• [About this task]
For each line below that contains the word "textfig", make a copy.

(Exercise materials begins)

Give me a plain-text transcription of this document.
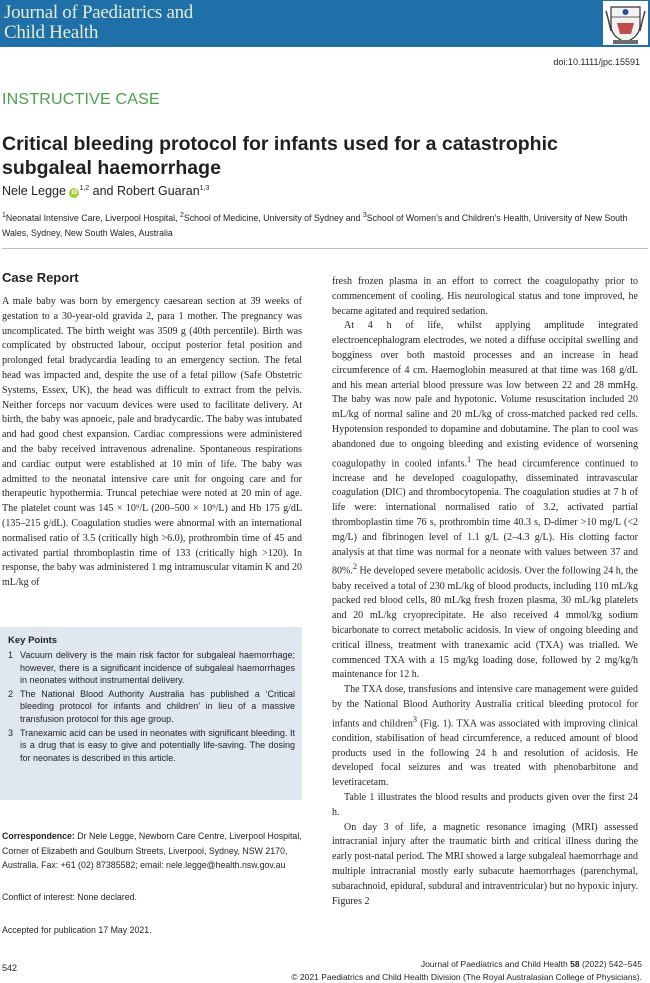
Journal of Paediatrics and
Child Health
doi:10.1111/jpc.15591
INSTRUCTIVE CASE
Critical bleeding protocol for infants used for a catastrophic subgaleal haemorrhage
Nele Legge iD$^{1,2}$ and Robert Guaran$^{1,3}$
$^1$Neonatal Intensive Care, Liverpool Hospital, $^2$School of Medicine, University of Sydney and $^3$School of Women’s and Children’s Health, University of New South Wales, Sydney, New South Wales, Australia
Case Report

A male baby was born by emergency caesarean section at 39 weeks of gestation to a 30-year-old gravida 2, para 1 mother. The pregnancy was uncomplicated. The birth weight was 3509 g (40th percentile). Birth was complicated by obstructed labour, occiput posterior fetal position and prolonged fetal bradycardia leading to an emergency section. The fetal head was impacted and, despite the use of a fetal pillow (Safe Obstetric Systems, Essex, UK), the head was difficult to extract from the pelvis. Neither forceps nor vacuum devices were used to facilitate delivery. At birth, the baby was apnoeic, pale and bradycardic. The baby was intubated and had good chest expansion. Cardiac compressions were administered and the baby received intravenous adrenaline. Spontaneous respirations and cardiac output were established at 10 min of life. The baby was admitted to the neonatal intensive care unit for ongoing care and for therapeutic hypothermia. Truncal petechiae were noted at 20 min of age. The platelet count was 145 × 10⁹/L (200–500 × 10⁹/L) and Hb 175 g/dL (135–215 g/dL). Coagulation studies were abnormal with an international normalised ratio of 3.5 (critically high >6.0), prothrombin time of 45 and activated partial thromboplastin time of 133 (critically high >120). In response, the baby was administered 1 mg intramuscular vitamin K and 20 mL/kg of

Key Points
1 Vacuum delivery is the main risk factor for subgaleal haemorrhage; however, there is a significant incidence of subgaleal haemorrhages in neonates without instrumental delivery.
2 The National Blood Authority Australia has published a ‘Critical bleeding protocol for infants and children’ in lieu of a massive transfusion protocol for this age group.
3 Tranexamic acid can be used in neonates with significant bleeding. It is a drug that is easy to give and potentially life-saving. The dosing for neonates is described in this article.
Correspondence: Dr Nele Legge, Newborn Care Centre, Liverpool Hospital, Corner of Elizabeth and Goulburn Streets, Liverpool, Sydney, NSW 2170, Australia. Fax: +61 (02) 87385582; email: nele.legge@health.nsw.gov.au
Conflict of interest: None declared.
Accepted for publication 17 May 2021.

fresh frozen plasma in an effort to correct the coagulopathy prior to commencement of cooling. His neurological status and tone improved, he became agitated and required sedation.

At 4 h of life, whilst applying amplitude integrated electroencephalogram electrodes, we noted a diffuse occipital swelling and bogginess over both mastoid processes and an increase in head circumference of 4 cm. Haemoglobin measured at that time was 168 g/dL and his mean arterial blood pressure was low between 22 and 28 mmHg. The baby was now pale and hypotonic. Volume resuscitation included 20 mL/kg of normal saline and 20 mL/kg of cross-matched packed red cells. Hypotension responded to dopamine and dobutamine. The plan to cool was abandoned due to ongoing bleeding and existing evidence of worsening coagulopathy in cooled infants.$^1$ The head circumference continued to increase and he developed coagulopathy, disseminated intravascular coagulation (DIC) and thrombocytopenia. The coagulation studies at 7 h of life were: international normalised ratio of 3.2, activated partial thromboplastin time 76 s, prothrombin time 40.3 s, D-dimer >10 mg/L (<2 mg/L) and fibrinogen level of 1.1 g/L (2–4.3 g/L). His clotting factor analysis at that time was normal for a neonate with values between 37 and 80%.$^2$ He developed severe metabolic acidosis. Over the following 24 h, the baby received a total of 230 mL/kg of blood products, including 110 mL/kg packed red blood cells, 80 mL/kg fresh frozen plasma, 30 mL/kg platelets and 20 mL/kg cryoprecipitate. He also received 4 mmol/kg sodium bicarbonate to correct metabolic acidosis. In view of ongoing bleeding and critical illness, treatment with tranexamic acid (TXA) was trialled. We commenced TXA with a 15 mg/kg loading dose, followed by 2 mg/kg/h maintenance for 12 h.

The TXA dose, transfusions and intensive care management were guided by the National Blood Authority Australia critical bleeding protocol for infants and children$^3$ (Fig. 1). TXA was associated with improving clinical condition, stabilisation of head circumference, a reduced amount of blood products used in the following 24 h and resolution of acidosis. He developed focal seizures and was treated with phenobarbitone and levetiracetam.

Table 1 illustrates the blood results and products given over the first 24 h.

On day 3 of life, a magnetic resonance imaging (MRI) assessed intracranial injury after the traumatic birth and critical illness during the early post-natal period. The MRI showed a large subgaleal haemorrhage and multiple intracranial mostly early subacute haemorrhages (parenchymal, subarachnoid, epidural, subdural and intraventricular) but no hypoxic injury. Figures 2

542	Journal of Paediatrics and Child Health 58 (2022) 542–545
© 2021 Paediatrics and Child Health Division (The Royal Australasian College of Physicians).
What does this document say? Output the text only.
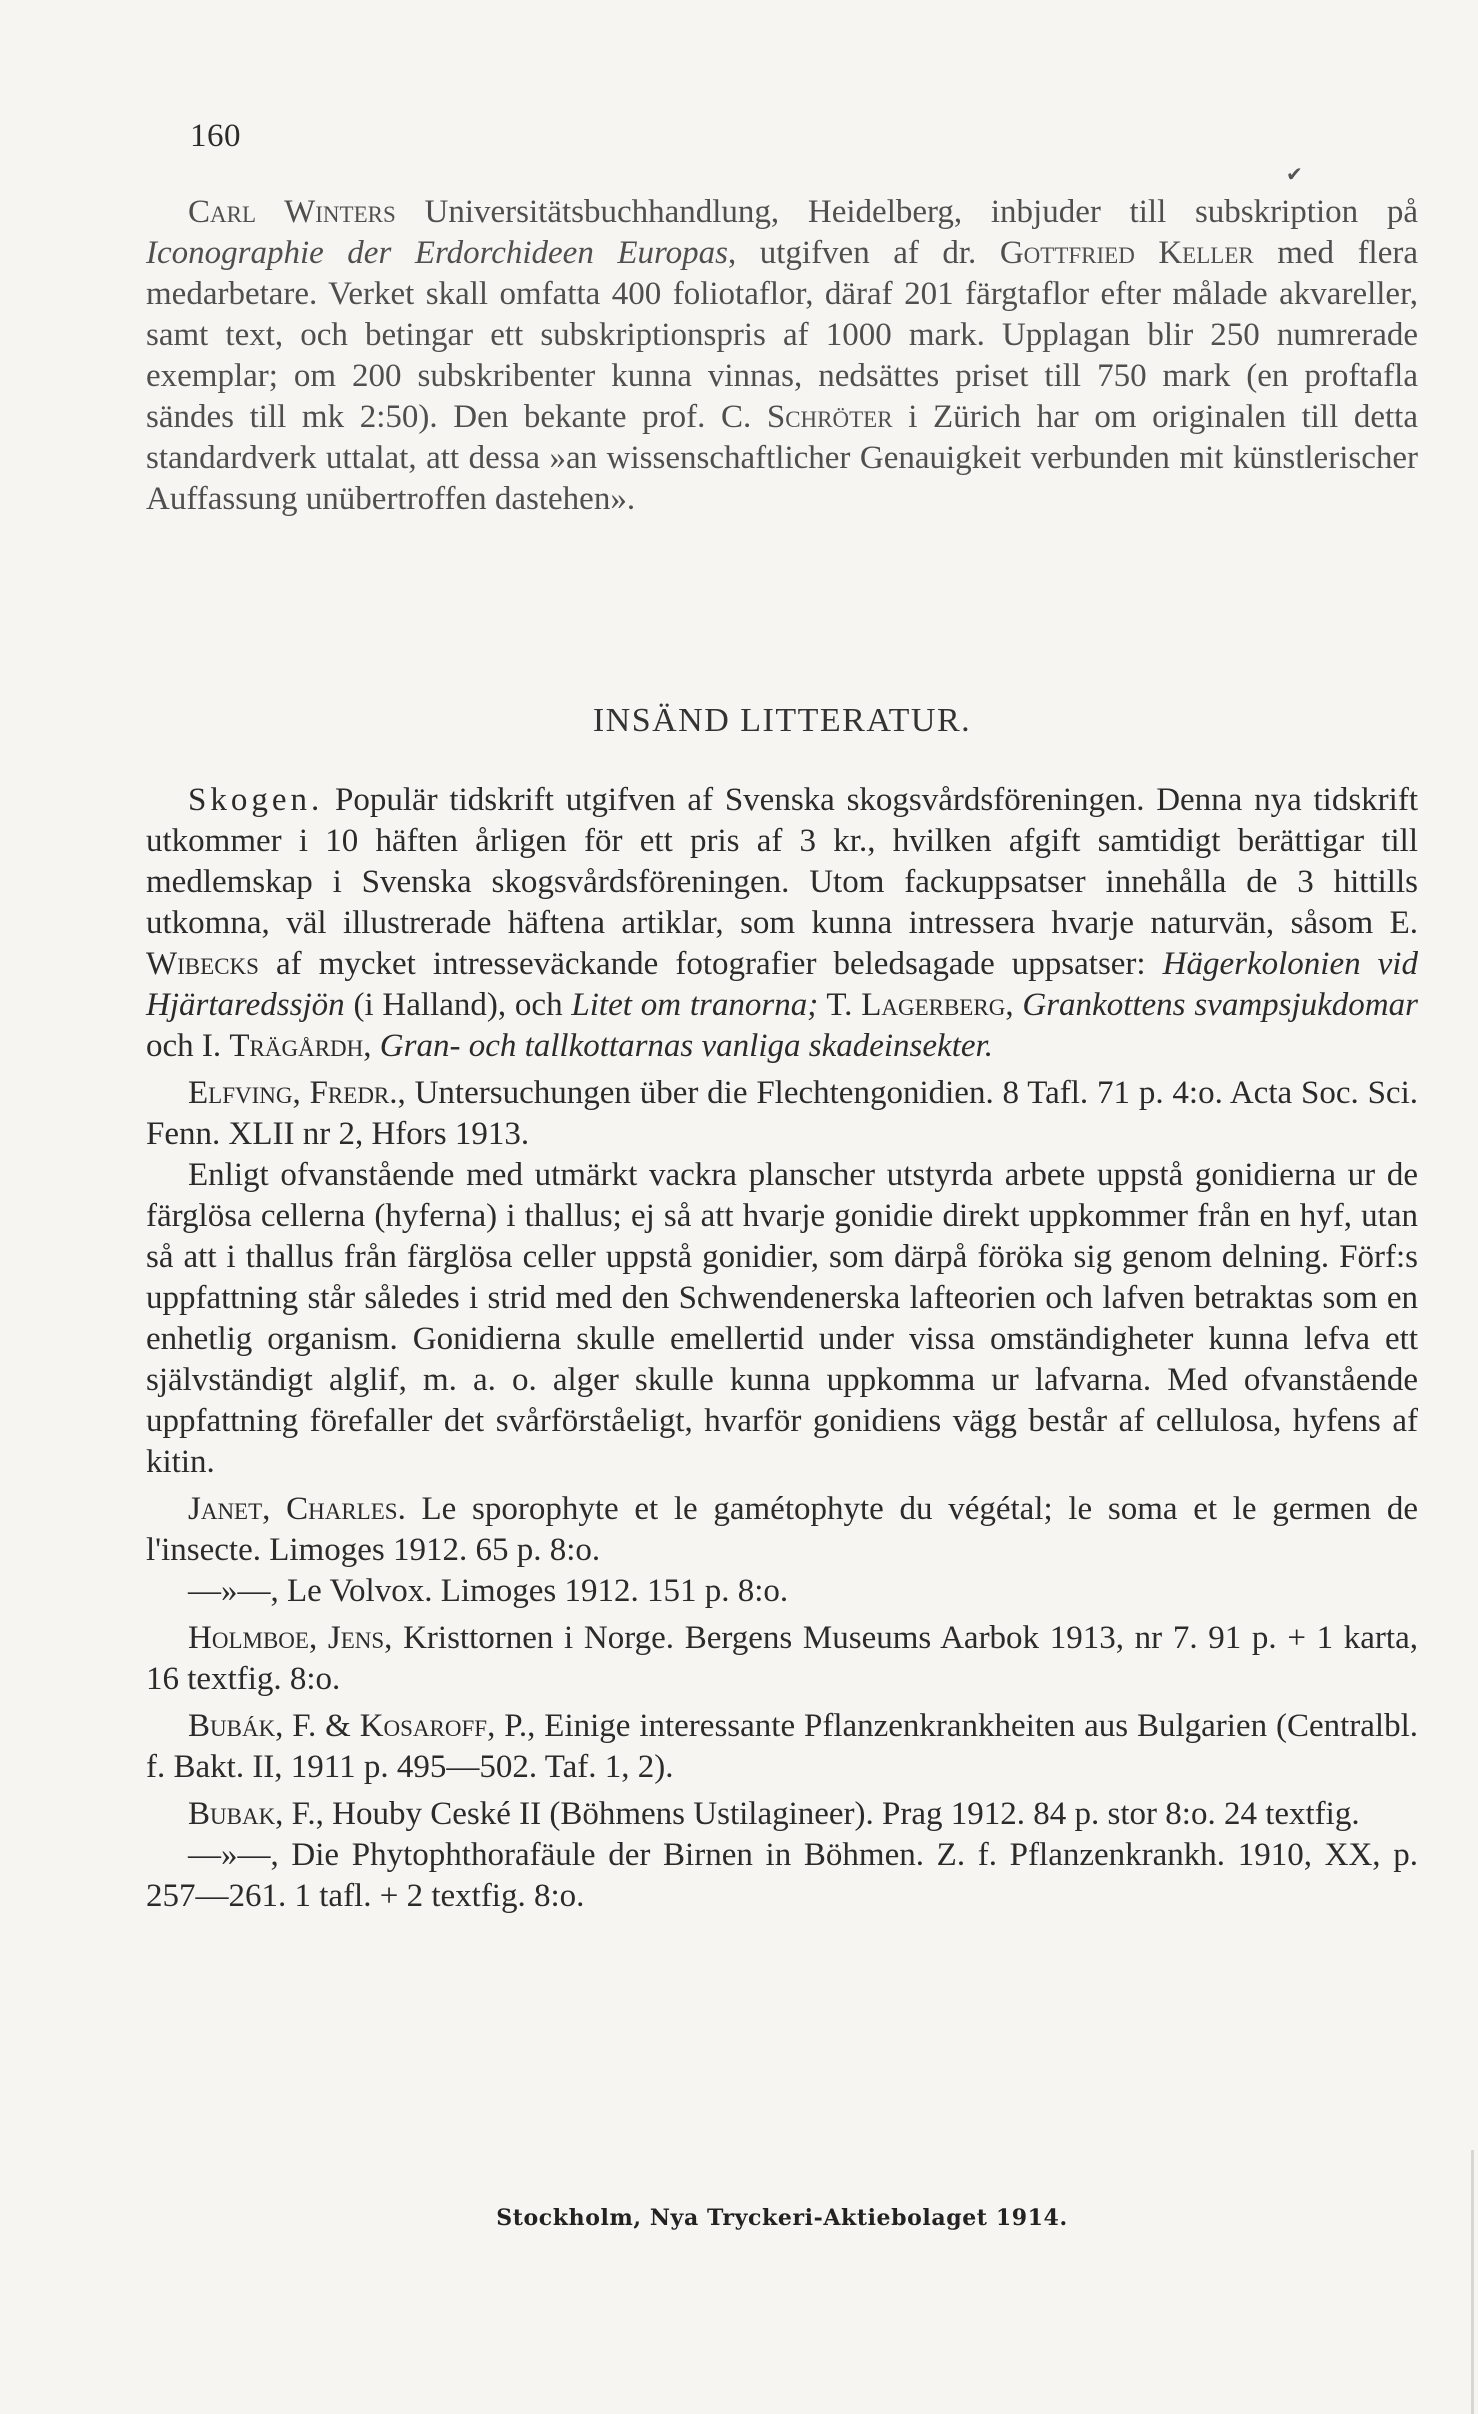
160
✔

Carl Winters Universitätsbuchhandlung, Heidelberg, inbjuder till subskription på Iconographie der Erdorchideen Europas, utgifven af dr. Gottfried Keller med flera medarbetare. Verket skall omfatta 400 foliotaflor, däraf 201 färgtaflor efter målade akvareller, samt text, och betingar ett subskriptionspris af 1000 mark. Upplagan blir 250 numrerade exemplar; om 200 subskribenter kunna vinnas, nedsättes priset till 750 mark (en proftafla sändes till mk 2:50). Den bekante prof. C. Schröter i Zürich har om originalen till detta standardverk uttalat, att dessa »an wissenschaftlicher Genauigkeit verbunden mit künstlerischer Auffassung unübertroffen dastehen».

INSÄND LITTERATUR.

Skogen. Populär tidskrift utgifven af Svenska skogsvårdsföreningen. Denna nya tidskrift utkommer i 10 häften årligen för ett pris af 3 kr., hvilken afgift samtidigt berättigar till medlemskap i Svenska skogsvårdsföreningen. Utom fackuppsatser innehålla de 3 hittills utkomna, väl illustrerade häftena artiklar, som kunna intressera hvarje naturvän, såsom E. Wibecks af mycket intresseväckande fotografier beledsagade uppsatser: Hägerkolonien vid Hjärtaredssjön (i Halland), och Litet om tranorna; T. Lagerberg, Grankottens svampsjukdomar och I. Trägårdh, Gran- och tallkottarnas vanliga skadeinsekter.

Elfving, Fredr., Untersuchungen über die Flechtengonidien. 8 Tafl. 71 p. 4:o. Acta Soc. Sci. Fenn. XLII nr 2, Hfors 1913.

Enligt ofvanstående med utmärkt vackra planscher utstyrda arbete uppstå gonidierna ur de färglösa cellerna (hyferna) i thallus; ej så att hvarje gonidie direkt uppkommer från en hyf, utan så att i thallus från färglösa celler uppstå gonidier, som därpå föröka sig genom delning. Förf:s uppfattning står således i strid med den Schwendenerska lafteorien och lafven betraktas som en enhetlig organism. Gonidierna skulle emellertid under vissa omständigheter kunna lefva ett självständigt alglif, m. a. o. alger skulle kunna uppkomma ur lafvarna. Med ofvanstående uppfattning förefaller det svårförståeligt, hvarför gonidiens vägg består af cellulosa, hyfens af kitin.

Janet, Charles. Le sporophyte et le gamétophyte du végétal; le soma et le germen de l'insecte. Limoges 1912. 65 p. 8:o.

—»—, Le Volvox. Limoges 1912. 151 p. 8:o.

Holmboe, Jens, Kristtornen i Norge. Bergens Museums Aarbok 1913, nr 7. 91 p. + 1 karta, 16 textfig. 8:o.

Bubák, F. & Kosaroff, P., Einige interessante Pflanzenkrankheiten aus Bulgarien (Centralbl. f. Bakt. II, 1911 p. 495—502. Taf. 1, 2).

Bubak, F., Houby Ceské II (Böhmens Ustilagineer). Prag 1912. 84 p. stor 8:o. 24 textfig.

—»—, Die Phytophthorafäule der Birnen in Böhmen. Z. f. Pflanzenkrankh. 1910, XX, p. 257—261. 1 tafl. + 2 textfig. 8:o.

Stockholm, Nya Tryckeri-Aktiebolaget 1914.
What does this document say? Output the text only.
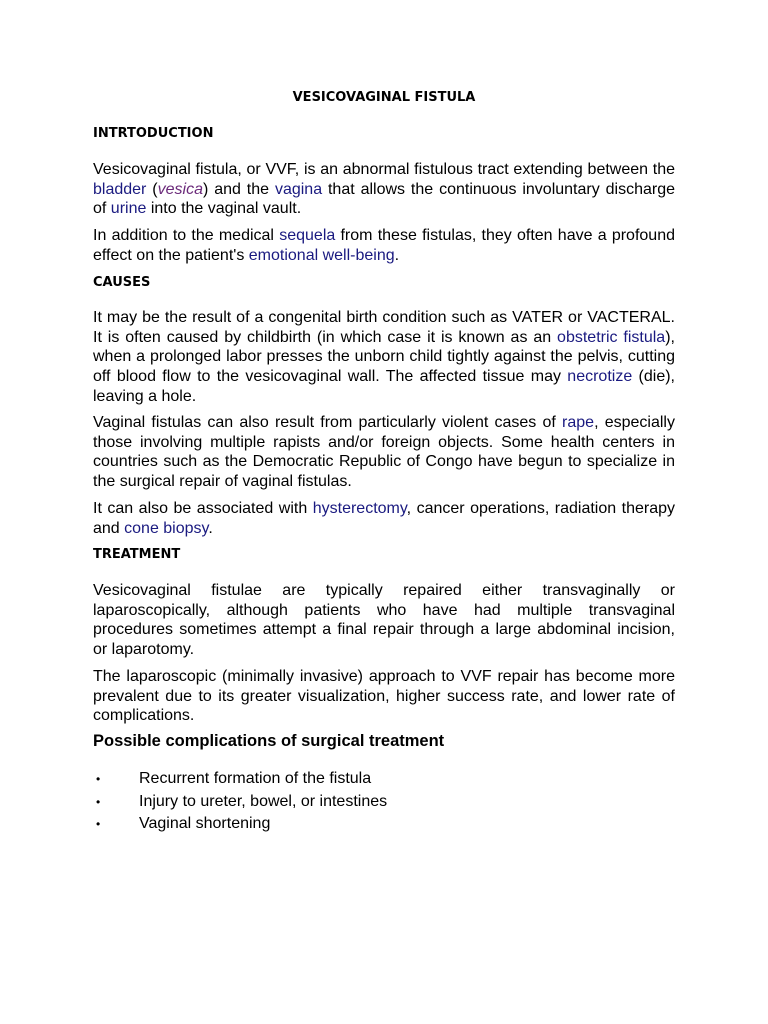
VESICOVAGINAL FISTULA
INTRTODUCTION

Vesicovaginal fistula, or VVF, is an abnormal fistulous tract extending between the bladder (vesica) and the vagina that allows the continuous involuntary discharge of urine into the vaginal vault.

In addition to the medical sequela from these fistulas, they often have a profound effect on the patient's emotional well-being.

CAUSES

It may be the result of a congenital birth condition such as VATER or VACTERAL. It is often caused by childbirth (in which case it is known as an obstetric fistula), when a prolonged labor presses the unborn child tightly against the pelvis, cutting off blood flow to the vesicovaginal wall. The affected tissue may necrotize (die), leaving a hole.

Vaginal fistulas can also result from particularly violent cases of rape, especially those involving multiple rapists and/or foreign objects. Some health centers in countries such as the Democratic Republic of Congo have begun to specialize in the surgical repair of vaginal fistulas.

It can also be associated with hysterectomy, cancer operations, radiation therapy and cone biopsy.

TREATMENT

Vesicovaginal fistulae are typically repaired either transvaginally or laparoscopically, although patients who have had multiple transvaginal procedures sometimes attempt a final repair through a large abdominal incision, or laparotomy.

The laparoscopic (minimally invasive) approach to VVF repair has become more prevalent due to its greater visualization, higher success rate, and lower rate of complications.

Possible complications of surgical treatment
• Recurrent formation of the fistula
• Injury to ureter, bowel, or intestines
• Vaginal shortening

(Exercise materials ends)

• [Solution to the problem]
Holmboe, Jens, Kristtornen i Norge. Bergens Museums Aarbok 1913, nr 7. 91 p. + 1 karta, 16 textfig. 8:o.
Bubak, F., Houby Ceské II (Böhmens Ustilagineer). Prag 1912. 84 p. stor 8:o. 24 textfig.
—»—, Die Phytophthorafäule der Birnen in Böhmen. Z. f. Pflanzenkrankh. 1910, XX, p. 257—261. 1 tafl. + 2 textfig. 8:o.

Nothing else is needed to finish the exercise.